• _Request_: Images are excluded; otherwise, output every record exactly.

────────────────────

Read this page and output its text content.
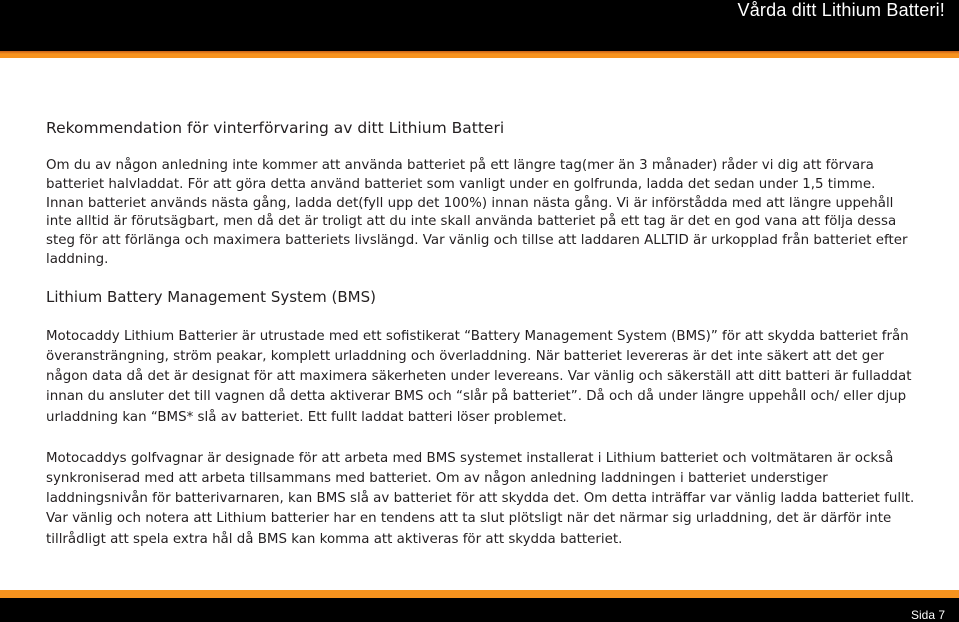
Vårda ditt Lithium Batteri!
Rekommendation för vinterförvaring av ditt Lithium Batteri

Om du av någon anledning inte kommer att använda batteriet på ett längre tag(mer än 3 månader) råder vi dig att förvara batteriet halvladdat. För att göra detta använd batteriet som vanligt under en golfrunda, ladda det sedan under 1,5 timme. Innan batteriet används nästa gång, ladda det(fyll upp det 100%) innan nästa gång. Vi är införstådda med att längre uppehåll inte alltid är förutsägbart, men då det är troligt att du inte skall använda batteriet på ett tag är det en god vana att följa dessa steg för att förlänga och maximera batteriets livslängd. Var vänlig och tillse att laddaren ALLTID är urkopplad från batteriet efter laddning.

Lithium Battery Management System (BMS)

Motocaddy Lithium Batterier är utrustade med ett sofistikerat “Battery Management System (BMS)” för att skydda batteriet från överansträngning, ström peakar, komplett urladdning och överladdning. När batteriet levereras är det inte säkert att det ger någon data då det är designat för att maximera säkerheten under levereans. Var vänlig och säkerställ att ditt batteri är fulladdat innan du ansluter det till vagnen då detta aktiverar BMS och “slår på batteriet”. Då och då under längre uppehåll och/ eller djup urladdning kan “BMS* slå av batteriet. Ett fullt laddat batteri löser problemet.

Motocaddys golfvagnar är designade för att arbeta med BMS systemet installerat i Lithium batteriet och voltmätaren är också synkroniserad med att arbeta tillsammans med batteriet. Om av någon anledning laddningen i batteriet understiger laddningsnivån för batterivarnaren, kan BMS slå av batteriet för att skydda det. Om detta inträffar var vänlig ladda batteriet fullt. Var vänlig och notera att Lithium batterier har en tendens att ta slut plötsligt när det närmar sig urladdning, det är därför inte tillrådligt att spela extra hål då BMS kan komma att aktiveras för att skydda batteriet.

Sida 7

────────────────────

• _Worked solution_:
Read this page and output its text content.
Vårda ditt Lithium Batteri!
Rekommendation för vinterförvaring av ditt Lithium Batteri

Om du av någon anledning inte kommer att använda batteriet på ett längre tag(mer än 3 månader) råder vi dig att förvara batteriet halvladdat. För att göra detta använd batteriet som vanligt under en golfrunda, ladda det sedan under 1,5 timme. Innan batteriet används nästa gång, ladda det(fyll upp det 100%) innan nästa gång. Vi är införstådda med att längre uppehåll inte alltid är förutsägbart, men då det är troligt att du inte skall använda batteriet på ett tag är det en god vana att följa dessa steg för att förlänga och maximera batteriets livslängd. Var vänlig och tillse att laddaren ALLTID är urkopplad från batteriet efter laddning.

Lithium Battery Management System (BMS)

Motocaddy Lithium Batterier är utrustade med ett sofistikerat “Battery Management System (BMS)” för att skydda batteriet från överansträngning, ström peakar, komplett urladdning och överladdning. När batteriet levereras är det inte säkert att det ger någon data då det är designat för att maximera säkerheten under levereans. Var vänlig och säkerställ att ditt batteri är fulladdat innan du ansluter det till vagnen då detta aktiverar BMS och “slår på batteriet”. Då och då under längre uppehåll och/ eller djup urladdning kan “BMS* slå av batteriet. Ett fullt laddat batteri löser problemet.

Motocaddys golfvagnar är designade för att arbeta med BMS systemet installerat i Lithium batteriet och voltmätaren är också synkroniserad med att arbeta tillsammans med batteriet. Om av någon anledning laddningen i batteriet understiger laddningsnivån för batterivarnaren, kan BMS slå av batteriet för att skydda det. Om detta inträffar var vänlig ladda batteriet fullt. Var vänlig och notera att Lithium batterier har en tendens att ta slut plötsligt när det närmar sig urladdning, det är därför inte tillrådligt att spela extra hål då BMS kan komma att aktiveras för att skydda batteriet.

Sida 7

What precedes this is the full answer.